Select all lines holding the word "ГОСТ" from the entries that follow.

============================================================

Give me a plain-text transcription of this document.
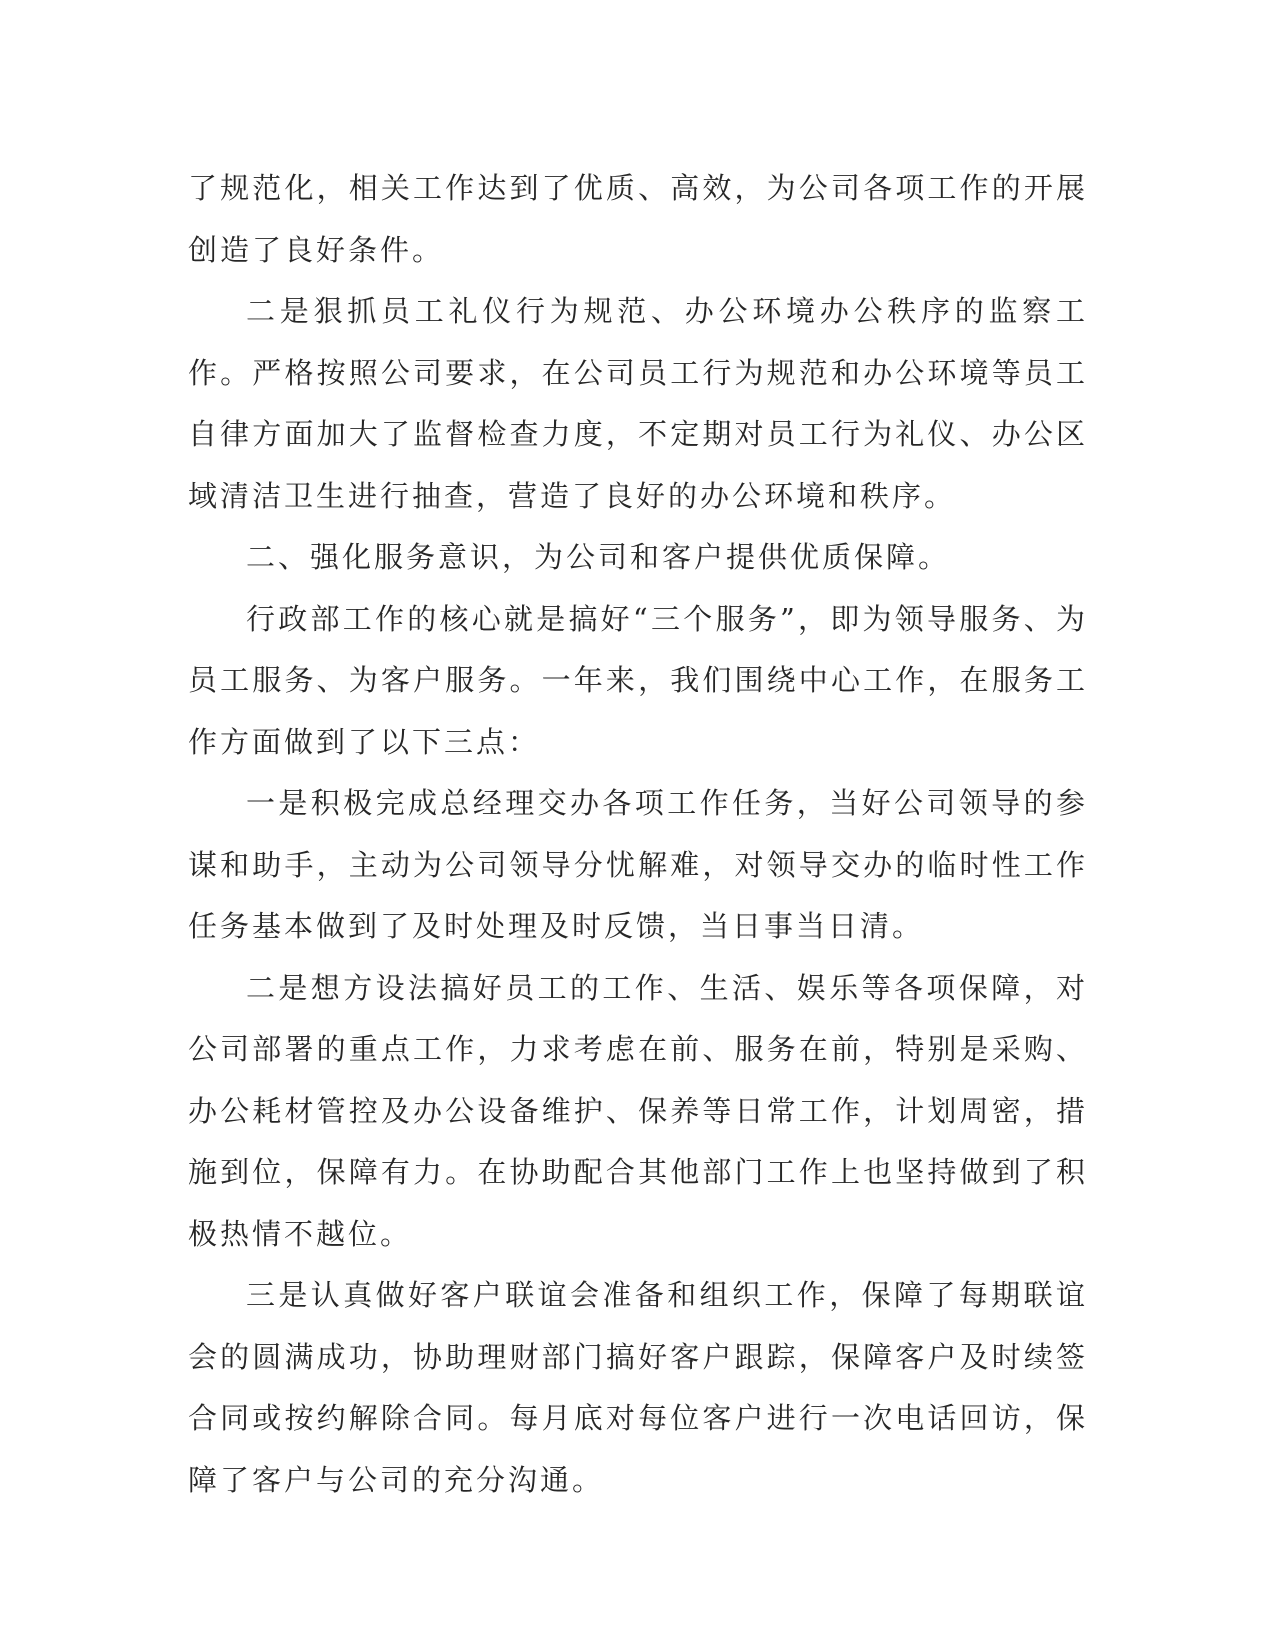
了规范化，相关工作达到了优质、高效，为公司各项工作的开展创造了良好条件。

二是狠抓员工礼仪行为规范、办公环境办公秩序的监察工作。严格按照公司要求，在公司员工行为规范和办公环境等员工自律方面加大了监督检查力度，不定期对员工行为礼仪、办公区域清洁卫生进行抽查，营造了良好的办公环境和秩序。

二、强化服务意识，为公司和客户提供优质保障。

行政部工作的核心就是搞好“三个服务”，即为领导服务、为员工服务、为客户服务。一年来，我们围绕中心工作，在服务工作方面做到了以下三点：

一是积极完成总经理交办各项工作任务，当好公司领导的参谋和助手，主动为公司领导分忧解难，对领导交办的临时性工作任务基本做到了及时处理及时反馈，当日事当日清。

二是想方设法搞好员工的工作、生活、娱乐等各项保障，对公司部署的重点工作，力求考虑在前、服务在前，特别是采购、办公耗材管控及办公设备维护、保养等日常工作，计划周密，措施到位，保障有力。在协助配合其他部门工作上也坚持做到了积极热情不越位。

三是认真做好客户联谊会准备和组织工作，保障了每期联谊会的圆满成功，协助理财部门搞好客户跟踪，保障客户及时续签合同或按约解除合同。每月底对每位客户进行一次电话回访，保障了客户与公司的充分沟通。
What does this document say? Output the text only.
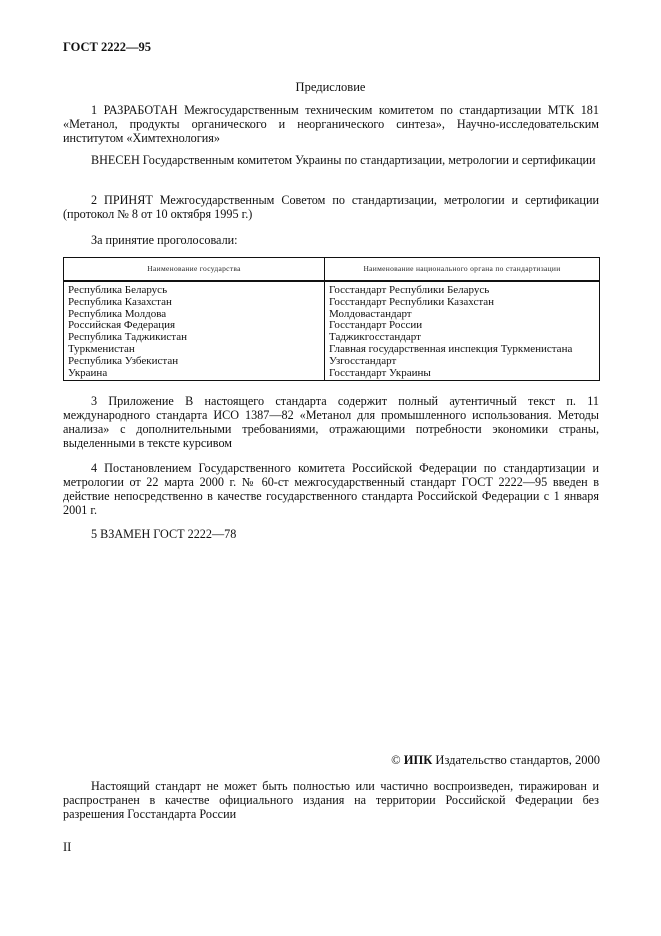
ГОСТ 2222—95
Предисловие
1 РАЗРАБОТАН Межгосударственным техническим комитетом по стандартизации МТК 181 «Метанол, продукты органического и неорганического синтеза», Научно-исследовательским институтом «Химтехнология»
ВНЕСЕН Государственным комитетом Украины по стандартизации, метрологии и сертификации
2 ПРИНЯТ Межгосударственным Советом по стандартизации, метрологии и сертификации (протокол № 8 от 10 октября 1995 г.)
За принятие проголосовали:
Наименование государства	Наименование национального органа по стандартизации
Республика Беларусь	Госстандарт Республики Беларусь
Республика Казахстан	Госстандарт Республики Казахстан
Республика Молдова	Молдовастандарт
Российская Федерация	Госстандарт России
Республика Таджикистан	Таджикгосстандарт
Туркменистан	Главная государственная инспекция Туркменистана
Республика Узбекистан	Узгосстандарт
Украина	Госстандарт Украины
3 Приложение В настоящего стандарта содержит полный аутентичный текст п. 11 международного стандарта ИСО 1387—82 «Метанол для промышленного использования. Методы анализа» с дополнительными требованиями, отражающими потребности экономики страны, выделенными в тексте курсивом
4 Постановлением Государственного комитета Российской Федерации по стандартизации и метрологии от 22 марта 2000 г. № 60-ст межгосударственный стандарт ГОСТ 2222—95 введен в действие непосредственно в качестве государственного стандарта Российской Федерации с 1 января 2001 г.
5 ВЗАМЕН ГОСТ 2222—78
© ИПК Издательство стандартов, 2000
Настоящий стандарт не может быть полностью или частично воспроизведен, тиражирован и распространен в качестве официального издания на территории Российской Федерации без разрешения Госстандарта России
II
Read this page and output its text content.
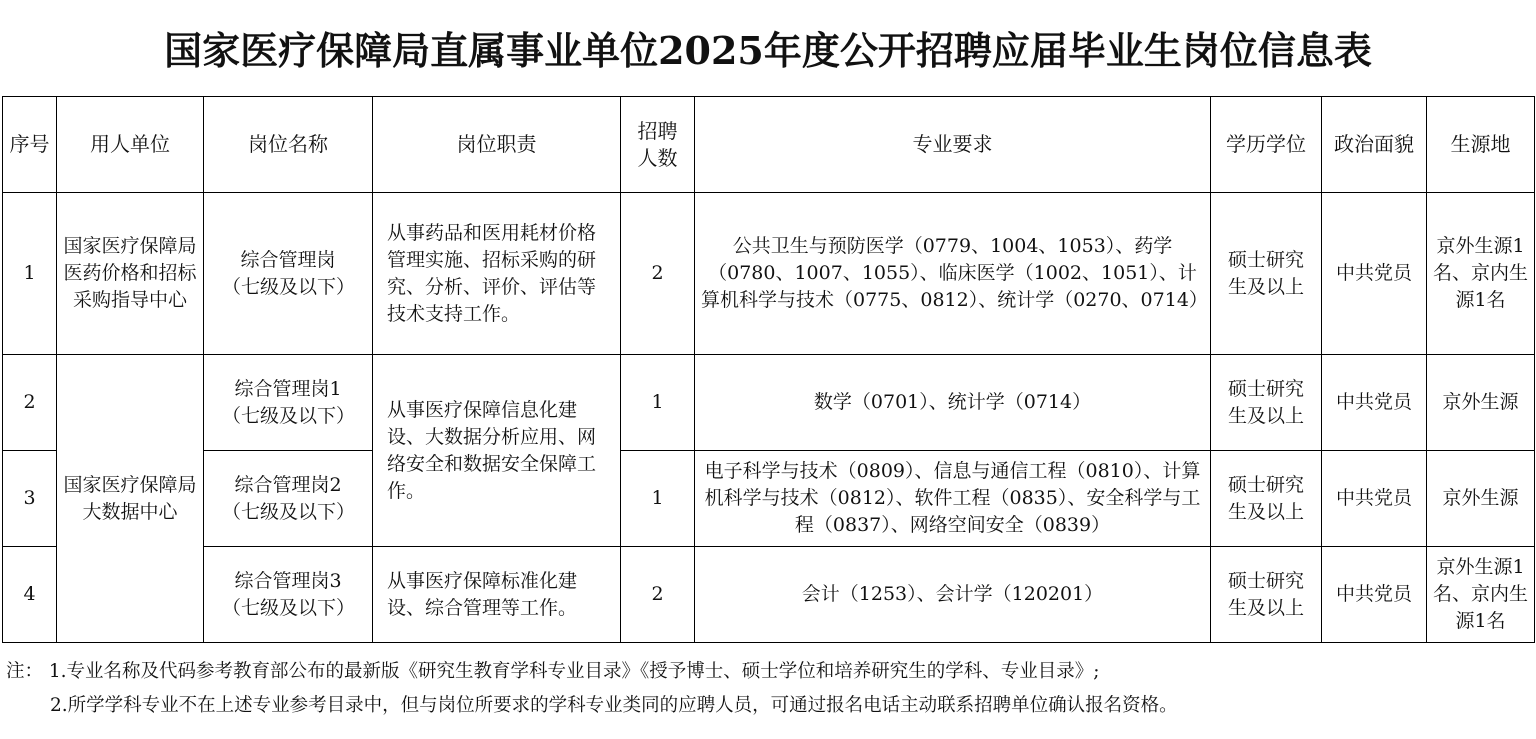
国家医疗保障局直属事业单位2025年度公开招聘应届毕业生岗位信息表
序号	用人单位	岗位名称	岗位职责	招聘人数	专业要求	学历学位	政治面貌	生源地
1	国家医疗保障局医药价格和招标采购指导中心	综合管理岗（七级及以下）	从事药品和医用耗材价格管理实施、招标采购的研究、分析、评价、评估等技术支持工作。	2	公共卫生与预防医学（0779、1004、1053）、药学（0780、1007、1055）、临床医学（1002、1051）、计算机科学与技术（0775、0812）、统计学（0270、0714）	硕士研究生及以上	中共党员	京外生源1名、京内生源1名
2	国家医疗保障局大数据中心	综合管理岗1（七级及以下）	从事医疗保障信息化建设、大数据分析应用、网络安全和数据安全保障工作。	1	数学（0701）、统计学（0714）	硕士研究生及以上	中共党员	京外生源
3		综合管理岗2（七级及以下）		1	电子科学与技术（0809）、信息与通信工程（0810）、计算机科学与技术（0812）、软件工程（0835）、安全科学与工程（0837）、网络空间安全（0839）	硕士研究生及以上	中共党员	京外生源
4		综合管理岗3（七级及以下）	从事医疗保障标准化建设、综合管理等工作。	2	会计（1253）、会计学（120201）	硕士研究生及以上	中共党员	京外生源1名、京内生源1名
注： 1.专业名称及代码参考教育部公布的最新版《研究生教育学科专业目录》《授予博士、硕士学位和培养研究生的学科、专业目录》;
2.所学学科专业不在上述专业参考目录中，但与岗位所要求的学科专业类同的应聘人员，可通过报名电话主动联系招聘单位确认报名资格。
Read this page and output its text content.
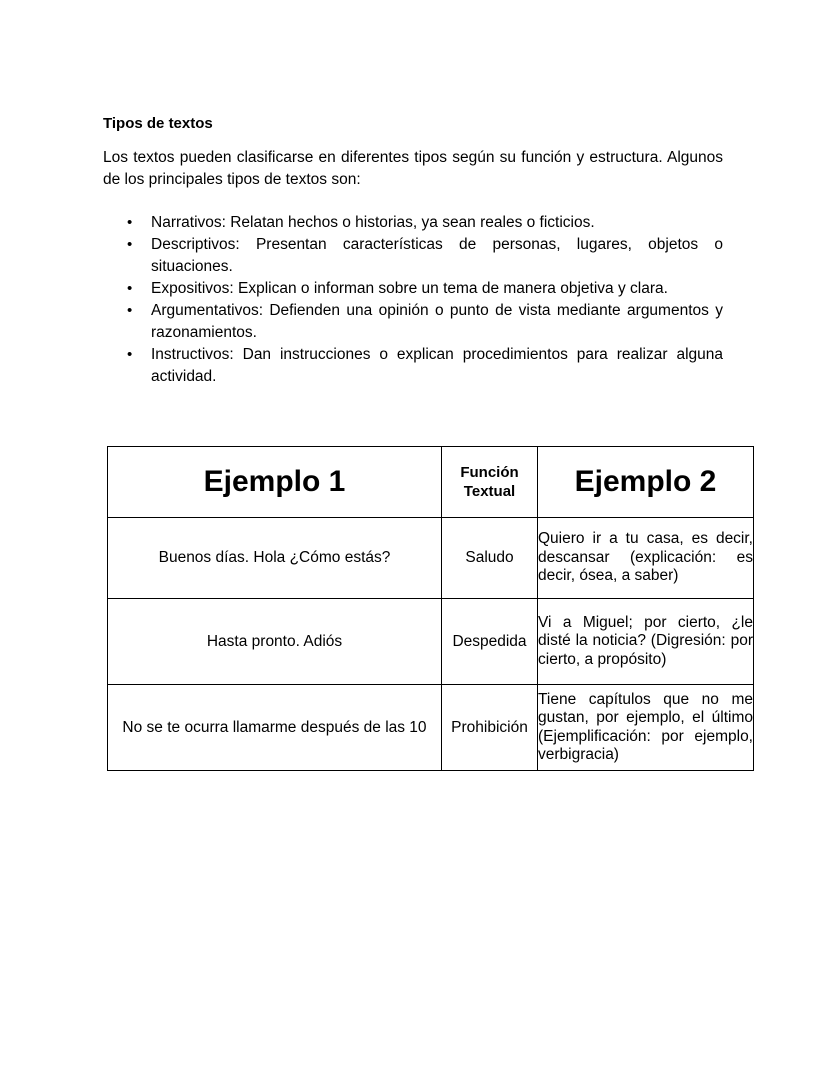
Tipos de textos

Los textos pueden clasificarse en diferentes tipos según su función y estructura. Algunos de los principales tipos de textos son:

• Narrativos: Relatan hechos o historias, ya sean reales o ficticios.
• Descriptivos: Presentan características de personas, lugares, objetos o situaciones.
• Expositivos: Explican o informan sobre un tema de manera objetiva y clara.
• Argumentativos: Defienden una opinión o punto de vista mediante argumentos y razonamientos.
• Instructivos: Dan instrucciones o explican procedimientos para realizar alguna actividad.
Ejemplo 1	Función Textual	Ejemplo 2
Buenos días. Hola ¿Cómo estás?	Saludo	Quiero ir a tu casa, es decir, descansar (explicación: es decir, ósea, a saber)
Hasta pronto. Adiós	Despedida	Vi a Miguel; por cierto, ¿le disté la noticia? (Digresión: por cierto, a propósito)
No se te ocurra llamarme después de las 10	Prohibición	Tiene capítulos que no me gustan, por ejemplo, el último (Ejemplificación: por ejemplo, verbigracia)
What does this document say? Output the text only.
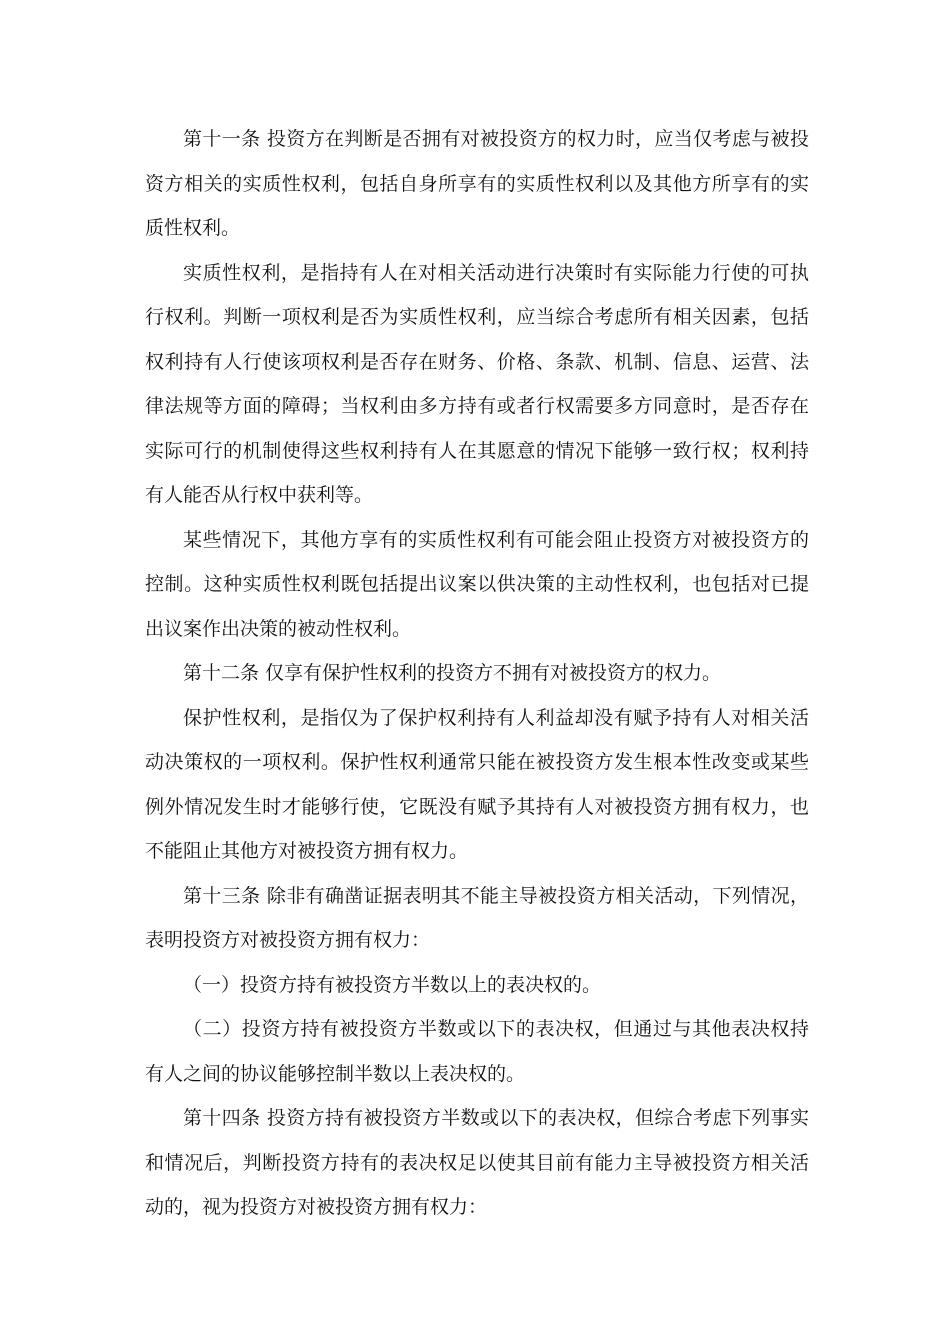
第十一条 投资方在判断是否拥有对被投资方的权力时，应当仅考虑与被投资方相关的实质性权利，包括自身所享有的实质性权利以及其他方所享有的实质性权利。

实质性权利，是指持有人在对相关活动进行决策时有实际能力行使的可执行权利。判断一项权利是否为实质性权利，应当综合考虑所有相关因素，包括权利持有人行使该项权利是否存在财务、价格、条款、机制、信息、运营、法律法规等方面的障碍；当权利由多方持有或者行权需要多方同意时，是否存在实际可行的机制使得这些权利持有人在其愿意的情况下能够一致行权；权利持有人能否从行权中获利等。

某些情况下，其他方享有的实质性权利有可能会阻止投资方对被投资方的控制。这种实质性权利既包括提出议案以供决策的主动性权利，也包括对已提出议案作出决策的被动性权利。

第十二条 仅享有保护性权利的投资方不拥有对被投资方的权力。

保护性权利，是指仅为了保护权利持有人利益却没有赋予持有人对相关活动决策权的一项权利。保护性权利通常只能在被投资方发生根本性改变或某些例外情况发生时才能够行使，它既没有赋予其持有人对被投资方拥有权力，也不能阻止其他方对被投资方拥有权力。

第十三条 除非有确凿证据表明其不能主导被投资方相关活动，下列情况，表明投资方对被投资方拥有权力：

（一）投资方持有被投资方半数以上的表决权的。

（二）投资方持有被投资方半数或以下的表决权，但通过与其他表决权持有人之间的协议能够控制半数以上表决权的。

第十四条 投资方持有被投资方半数或以下的表决权，但综合考虑下列事实和情况后，判断投资方持有的表决权足以使其目前有能力主导被投资方相关活动的，视为投资方对被投资方拥有权力：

============================================================

Reply:
ГОСТ 2222—95
4 Постановлением Государственного комитета Российской Федерации по стандартизации и метрологии от 22 марта 2000 г. № 60-ст межгосударственный стандарт ГОСТ 2222—95 введен в действие непосредственно в качестве государственного стандарта Российской Федерации с 1 января 2001 г.
5 ВЗАМЕН ГОСТ 2222—78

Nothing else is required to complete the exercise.